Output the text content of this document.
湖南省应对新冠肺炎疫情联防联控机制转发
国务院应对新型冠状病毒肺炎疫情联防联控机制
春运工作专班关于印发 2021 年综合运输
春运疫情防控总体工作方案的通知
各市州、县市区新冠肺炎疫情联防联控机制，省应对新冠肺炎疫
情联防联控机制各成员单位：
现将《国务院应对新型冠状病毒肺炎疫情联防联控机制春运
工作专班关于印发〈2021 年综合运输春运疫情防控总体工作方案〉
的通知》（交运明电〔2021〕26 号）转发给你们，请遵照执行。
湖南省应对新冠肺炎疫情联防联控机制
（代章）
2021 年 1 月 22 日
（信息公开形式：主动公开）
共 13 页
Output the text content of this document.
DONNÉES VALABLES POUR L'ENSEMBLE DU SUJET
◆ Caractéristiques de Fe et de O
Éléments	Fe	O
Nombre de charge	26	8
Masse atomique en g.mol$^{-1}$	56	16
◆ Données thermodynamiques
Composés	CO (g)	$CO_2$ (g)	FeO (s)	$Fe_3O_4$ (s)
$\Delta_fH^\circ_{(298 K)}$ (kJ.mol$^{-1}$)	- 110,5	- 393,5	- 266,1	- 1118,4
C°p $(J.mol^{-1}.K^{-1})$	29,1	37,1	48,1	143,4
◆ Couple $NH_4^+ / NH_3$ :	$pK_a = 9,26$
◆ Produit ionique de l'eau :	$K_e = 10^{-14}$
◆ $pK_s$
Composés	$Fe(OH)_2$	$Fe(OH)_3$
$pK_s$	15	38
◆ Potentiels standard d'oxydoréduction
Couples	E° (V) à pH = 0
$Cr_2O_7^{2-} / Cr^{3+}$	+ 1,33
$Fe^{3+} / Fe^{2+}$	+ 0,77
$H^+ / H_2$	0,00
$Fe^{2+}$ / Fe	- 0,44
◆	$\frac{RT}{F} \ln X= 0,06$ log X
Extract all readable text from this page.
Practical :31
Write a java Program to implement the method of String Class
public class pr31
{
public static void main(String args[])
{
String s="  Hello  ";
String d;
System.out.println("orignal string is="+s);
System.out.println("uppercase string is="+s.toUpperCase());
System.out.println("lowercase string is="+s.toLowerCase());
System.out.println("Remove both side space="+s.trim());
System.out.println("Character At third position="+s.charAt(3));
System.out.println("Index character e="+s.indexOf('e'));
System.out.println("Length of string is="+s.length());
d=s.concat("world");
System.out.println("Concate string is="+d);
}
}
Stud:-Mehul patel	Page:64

* * *

• _What you need to do_:
Write every entry out again exactly.

• _Answer to this task_:
Output the text content of this document.
湖南省应对新冠肺炎疫情联防联控机制转发
国务院应对新型冠状病毒肺炎疫情联防联控机制
春运工作专班关于印发 2021 年综合运输
春运疫情防控总体工作方案的通知
各市州、县市区新冠肺炎疫情联防联控机制，省应对新冠肺炎疫
情联防联控机制各成员单位：
现将《国务院应对新型冠状病毒肺炎疫情联防联控机制春运
工作专班关于印发〈2021 年综合运输春运疫情防控总体工作方案〉
的通知》（交运明电〔2021〕26 号）转发给你们，请遵照执行。
湖南省应对新冠肺炎疫情联防联控机制
（代章）
2021 年 1 月 22 日
（信息公开形式：主动公开）
共 13 页
Output the text content of this document.
DONNÉES VALABLES POUR L'ENSEMBLE DU SUJET
◆ Caractéristiques de Fe et de O
Éléments	Fe	O
Nombre de charge	26	8
Masse atomique en g.mol$^{-1}$	56	16
◆ Données thermodynamiques
Composés	CO (g)	$CO_2$ (g)	FeO (s)	$Fe_3O_4$ (s)
$\Delta_fH^\circ_{(298 K)}$ (kJ.mol$^{-1}$)	- 110,5	- 393,5	- 266,1	- 1118,4
C°p $(J.mol^{-1}.K^{-1})$	29,1	37,1	48,1	143,4
◆ Couple $NH_4^+ / NH_3$ :	$pK_a = 9,26$
◆ Produit ionique de l'eau :	$K_e = 10^{-14}$
◆ $pK_s$
Composés	$Fe(OH)_2$	$Fe(OH)_3$
$pK_s$	15	38
◆ Potentiels standard d'oxydoréduction
Couples	E° (V) à pH = 0
$Cr_2O_7^{2-} / Cr^{3+}$	+ 1,33
$Fe^{3+} / Fe^{2+}$	+ 0,77
$H^+ / H_2$	0,00
$Fe^{2+}$ / Fe	- 0,44
◆	$\frac{RT}{F} \ln X= 0,06$ log X
Extract all readable text from this page.
Practical :31
Write a java Program to implement the method of String Class
public class pr31
{
public static void main(String args[])
{
String s="  Hello  ";
String d;
System.out.println("orignal string is="+s);
System.out.println("uppercase string is="+s.toUpperCase());
System.out.println("lowercase string is="+s.toLowerCase());
System.out.println("Remove both side space="+s.trim());
System.out.println("Character At third position="+s.charAt(3));
System.out.println("Index character e="+s.indexOf('e'));
System.out.println("Length of string is="+s.length());
d=s.concat("world");
System.out.println("Concate string is="+d);
}
}
Stud:-Mehul patel	Page:64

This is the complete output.